Provided information:
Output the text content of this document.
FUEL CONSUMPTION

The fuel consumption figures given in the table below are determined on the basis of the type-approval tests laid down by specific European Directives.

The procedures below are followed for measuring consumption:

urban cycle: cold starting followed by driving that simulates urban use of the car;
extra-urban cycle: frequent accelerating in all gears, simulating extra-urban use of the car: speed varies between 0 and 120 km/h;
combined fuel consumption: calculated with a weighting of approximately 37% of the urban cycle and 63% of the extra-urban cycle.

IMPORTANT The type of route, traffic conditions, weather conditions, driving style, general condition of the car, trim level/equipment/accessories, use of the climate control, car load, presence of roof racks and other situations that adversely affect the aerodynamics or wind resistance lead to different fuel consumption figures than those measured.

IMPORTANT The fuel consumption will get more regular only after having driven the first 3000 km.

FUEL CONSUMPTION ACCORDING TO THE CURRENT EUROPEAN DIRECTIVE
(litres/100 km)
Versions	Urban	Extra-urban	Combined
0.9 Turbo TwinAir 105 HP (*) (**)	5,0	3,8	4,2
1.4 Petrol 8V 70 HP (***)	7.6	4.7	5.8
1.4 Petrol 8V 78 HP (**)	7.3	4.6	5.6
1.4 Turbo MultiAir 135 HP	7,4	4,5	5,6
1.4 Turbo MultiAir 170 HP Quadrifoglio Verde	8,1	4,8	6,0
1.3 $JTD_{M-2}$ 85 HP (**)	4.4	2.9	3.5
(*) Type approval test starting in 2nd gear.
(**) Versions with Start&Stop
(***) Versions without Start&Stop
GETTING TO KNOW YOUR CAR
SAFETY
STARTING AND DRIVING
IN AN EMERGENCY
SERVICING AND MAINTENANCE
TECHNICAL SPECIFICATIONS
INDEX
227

Stated goal: Could you reproduce every record above exactly as it appears?

Correct output:
Output the text content of this document.
FUEL CONSUMPTION

The fuel consumption figures given in the table below are determined on the basis of the type-approval tests laid down by specific European Directives.

The procedures below are followed for measuring consumption:

urban cycle: cold starting followed by driving that simulates urban use of the car;
extra-urban cycle: frequent accelerating in all gears, simulating extra-urban use of the car: speed varies between 0 and 120 km/h;
combined fuel consumption: calculated with a weighting of approximately 37% of the urban cycle and 63% of the extra-urban cycle.

IMPORTANT The type of route, traffic conditions, weather conditions, driving style, general condition of the car, trim level/equipment/accessories, use of the climate control, car load, presence of roof racks and other situations that adversely affect the aerodynamics or wind resistance lead to different fuel consumption figures than those measured.

IMPORTANT The fuel consumption will get more regular only after having driven the first 3000 km.

FUEL CONSUMPTION ACCORDING TO THE CURRENT EUROPEAN DIRECTIVE
(litres/100 km)
Versions	Urban	Extra-urban	Combined
0.9 Turbo TwinAir 105 HP (*) (**)	5,0	3,8	4,2
1.4 Petrol 8V 70 HP (***)	7.6	4.7	5.8
1.4 Petrol 8V 78 HP (**)	7.3	4.6	5.6
1.4 Turbo MultiAir 135 HP	7,4	4,5	5,6
1.4 Turbo MultiAir 170 HP Quadrifoglio Verde	8,1	4,8	6,0
1.3 $JTD_{M-2}$ 85 HP (**)	4.4	2.9	3.5
(*) Type approval test starting in 2nd gear.
(**) Versions with Start&Stop
(***) Versions without Start&Stop
GETTING TO KNOW YOUR CAR
SAFETY
STARTING AND DRIVING
IN AN EMERGENCY
SERVICING AND MAINTENANCE
TECHNICAL SPECIFICATIONS
INDEX
227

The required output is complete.